- **Request**:
Treat the line containing "Enumerate this screenshot's" as the first line and the final line of the material below as the last; reproduce that range exactly.

********************

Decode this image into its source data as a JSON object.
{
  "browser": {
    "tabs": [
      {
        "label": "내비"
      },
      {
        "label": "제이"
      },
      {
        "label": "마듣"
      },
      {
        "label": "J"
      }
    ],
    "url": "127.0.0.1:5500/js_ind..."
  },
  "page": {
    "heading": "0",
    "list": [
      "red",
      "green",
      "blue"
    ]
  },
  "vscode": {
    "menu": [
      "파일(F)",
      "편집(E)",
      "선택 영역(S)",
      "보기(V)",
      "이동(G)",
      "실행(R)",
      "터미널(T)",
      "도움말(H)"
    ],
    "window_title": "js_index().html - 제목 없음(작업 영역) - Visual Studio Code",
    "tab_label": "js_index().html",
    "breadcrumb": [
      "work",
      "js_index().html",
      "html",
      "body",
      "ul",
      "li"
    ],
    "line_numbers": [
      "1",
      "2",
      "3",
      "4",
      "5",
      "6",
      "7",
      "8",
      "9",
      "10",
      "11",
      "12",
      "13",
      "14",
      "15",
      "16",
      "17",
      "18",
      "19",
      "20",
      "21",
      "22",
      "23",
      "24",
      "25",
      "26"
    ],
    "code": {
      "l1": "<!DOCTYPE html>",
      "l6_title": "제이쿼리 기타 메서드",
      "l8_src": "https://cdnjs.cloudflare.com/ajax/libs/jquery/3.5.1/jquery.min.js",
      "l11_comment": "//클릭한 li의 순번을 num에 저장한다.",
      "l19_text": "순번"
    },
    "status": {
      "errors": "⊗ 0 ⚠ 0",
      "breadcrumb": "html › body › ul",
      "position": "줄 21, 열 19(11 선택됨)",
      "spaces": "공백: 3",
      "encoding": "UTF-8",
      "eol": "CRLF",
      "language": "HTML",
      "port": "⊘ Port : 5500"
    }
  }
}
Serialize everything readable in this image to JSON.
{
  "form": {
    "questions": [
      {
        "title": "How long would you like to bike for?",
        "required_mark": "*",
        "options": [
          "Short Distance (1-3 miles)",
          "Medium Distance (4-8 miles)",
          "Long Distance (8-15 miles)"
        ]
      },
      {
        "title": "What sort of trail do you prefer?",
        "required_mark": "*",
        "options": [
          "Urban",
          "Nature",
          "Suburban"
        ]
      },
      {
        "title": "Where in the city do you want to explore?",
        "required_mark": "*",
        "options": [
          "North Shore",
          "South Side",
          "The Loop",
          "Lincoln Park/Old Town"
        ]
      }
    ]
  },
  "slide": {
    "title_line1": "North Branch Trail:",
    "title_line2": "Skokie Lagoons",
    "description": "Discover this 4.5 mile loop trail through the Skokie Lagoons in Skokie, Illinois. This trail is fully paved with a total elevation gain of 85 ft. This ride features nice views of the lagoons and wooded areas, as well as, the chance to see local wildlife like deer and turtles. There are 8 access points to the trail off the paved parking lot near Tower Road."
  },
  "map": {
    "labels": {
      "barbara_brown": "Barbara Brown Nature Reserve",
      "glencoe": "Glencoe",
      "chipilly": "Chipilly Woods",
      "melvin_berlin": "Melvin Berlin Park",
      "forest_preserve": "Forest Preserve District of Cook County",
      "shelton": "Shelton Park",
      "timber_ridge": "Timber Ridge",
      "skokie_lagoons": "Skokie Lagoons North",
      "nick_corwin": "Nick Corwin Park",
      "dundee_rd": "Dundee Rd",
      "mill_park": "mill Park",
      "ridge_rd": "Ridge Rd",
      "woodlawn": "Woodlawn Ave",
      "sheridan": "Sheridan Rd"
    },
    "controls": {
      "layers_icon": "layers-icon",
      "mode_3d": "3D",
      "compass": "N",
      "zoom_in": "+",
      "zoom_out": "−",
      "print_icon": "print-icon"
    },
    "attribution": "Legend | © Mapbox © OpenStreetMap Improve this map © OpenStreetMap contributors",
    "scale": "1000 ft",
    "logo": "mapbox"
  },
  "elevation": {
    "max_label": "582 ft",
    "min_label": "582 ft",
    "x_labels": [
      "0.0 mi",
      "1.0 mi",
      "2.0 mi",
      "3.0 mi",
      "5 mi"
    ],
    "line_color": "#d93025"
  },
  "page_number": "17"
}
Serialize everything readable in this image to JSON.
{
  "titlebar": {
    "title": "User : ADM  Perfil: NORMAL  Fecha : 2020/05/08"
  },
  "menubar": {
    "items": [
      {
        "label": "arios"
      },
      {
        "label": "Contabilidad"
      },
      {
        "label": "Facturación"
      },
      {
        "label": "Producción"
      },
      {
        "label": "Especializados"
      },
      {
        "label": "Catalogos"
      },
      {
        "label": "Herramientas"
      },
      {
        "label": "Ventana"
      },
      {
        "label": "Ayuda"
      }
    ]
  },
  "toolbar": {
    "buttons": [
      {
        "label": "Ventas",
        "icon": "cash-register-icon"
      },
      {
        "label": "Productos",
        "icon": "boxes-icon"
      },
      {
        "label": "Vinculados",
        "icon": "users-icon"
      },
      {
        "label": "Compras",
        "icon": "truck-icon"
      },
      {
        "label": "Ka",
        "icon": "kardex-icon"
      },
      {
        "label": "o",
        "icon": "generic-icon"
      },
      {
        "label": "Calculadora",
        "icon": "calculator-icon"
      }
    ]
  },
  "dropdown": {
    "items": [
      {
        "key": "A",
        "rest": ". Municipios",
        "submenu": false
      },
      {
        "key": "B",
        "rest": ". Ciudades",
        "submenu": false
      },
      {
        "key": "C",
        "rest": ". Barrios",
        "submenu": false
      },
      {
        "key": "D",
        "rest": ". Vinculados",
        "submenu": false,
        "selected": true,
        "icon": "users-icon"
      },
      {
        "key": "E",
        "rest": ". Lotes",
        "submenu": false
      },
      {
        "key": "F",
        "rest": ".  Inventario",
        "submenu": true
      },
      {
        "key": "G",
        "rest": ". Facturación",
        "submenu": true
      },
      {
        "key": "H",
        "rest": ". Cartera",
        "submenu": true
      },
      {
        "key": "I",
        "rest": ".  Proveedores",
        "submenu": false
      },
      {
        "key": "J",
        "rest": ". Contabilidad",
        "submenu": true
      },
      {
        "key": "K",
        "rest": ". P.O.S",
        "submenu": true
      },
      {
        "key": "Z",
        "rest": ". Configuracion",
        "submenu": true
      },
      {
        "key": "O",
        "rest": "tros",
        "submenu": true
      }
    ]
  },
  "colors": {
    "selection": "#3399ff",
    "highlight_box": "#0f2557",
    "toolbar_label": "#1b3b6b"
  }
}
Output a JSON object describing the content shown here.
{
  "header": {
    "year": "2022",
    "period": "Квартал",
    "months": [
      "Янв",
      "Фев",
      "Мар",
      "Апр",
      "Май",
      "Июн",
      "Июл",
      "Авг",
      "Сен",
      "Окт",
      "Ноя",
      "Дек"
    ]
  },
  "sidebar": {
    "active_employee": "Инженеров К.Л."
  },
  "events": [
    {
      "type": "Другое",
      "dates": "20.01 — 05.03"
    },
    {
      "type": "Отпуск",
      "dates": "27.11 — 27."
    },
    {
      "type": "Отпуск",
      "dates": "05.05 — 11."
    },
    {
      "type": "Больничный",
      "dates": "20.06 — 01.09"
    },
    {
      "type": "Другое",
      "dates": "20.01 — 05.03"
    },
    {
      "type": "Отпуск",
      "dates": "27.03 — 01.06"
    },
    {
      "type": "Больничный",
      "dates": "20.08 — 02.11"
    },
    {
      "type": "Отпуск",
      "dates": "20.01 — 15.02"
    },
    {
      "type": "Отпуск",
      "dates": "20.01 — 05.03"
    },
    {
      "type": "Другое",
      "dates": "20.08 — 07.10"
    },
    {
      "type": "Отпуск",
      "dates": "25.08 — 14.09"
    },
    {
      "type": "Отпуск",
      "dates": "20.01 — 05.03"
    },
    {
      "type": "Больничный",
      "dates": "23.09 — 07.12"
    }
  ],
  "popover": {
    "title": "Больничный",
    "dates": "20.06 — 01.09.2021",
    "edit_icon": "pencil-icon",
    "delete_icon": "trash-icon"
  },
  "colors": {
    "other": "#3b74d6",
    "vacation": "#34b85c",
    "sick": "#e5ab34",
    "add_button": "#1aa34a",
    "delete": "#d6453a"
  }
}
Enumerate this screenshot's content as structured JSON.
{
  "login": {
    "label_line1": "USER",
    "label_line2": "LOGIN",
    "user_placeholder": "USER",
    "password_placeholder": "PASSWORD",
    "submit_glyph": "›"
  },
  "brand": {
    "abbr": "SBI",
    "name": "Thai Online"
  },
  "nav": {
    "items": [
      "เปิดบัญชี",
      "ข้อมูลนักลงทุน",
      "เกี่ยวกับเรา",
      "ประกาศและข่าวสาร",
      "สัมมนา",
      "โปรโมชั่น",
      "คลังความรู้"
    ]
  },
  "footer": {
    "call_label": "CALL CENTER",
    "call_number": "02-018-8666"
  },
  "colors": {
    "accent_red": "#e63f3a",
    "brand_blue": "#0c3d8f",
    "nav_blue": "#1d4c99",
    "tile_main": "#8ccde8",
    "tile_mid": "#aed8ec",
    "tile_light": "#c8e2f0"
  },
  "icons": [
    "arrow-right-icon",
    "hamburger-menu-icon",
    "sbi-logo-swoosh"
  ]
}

********************

- **Task result**:
Enumerate this screenshot's content as structured JSON.
{
  "login": {
    "label_line1": "USER",
    "label_line2": "LOGIN",
    "user_placeholder": "USER",
    "password_placeholder": "PASSWORD",
    "submit_glyph": "›"
  },
  "brand": {
    "abbr": "SBI",
    "name": "Thai Online"
  },
  "nav": {
    "items": [
      "เปิดบัญชี",
      "ข้อมูลนักลงทุน",
      "เกี่ยวกับเรา",
      "ประกาศและข่าวสาร",
      "สัมมนา",
      "โปรโมชั่น",
      "คลังความรู้"
    ]
  },
  "footer": {
    "call_label": "CALL CENTER",
    "call_number": "02-018-8666"
  },
  "colors": {
    "accent_red": "#e63f3a",
    "brand_blue": "#0c3d8f",
    "nav_blue": "#1d4c99",
    "tile_main": "#8ccde8",
    "tile_mid": "#aed8ec",
    "tile_light": "#c8e2f0"
  },
  "icons": [
    "arrow-right-icon",
    "hamburger-menu-icon",
    "sbi-logo-swoosh"
  ]
}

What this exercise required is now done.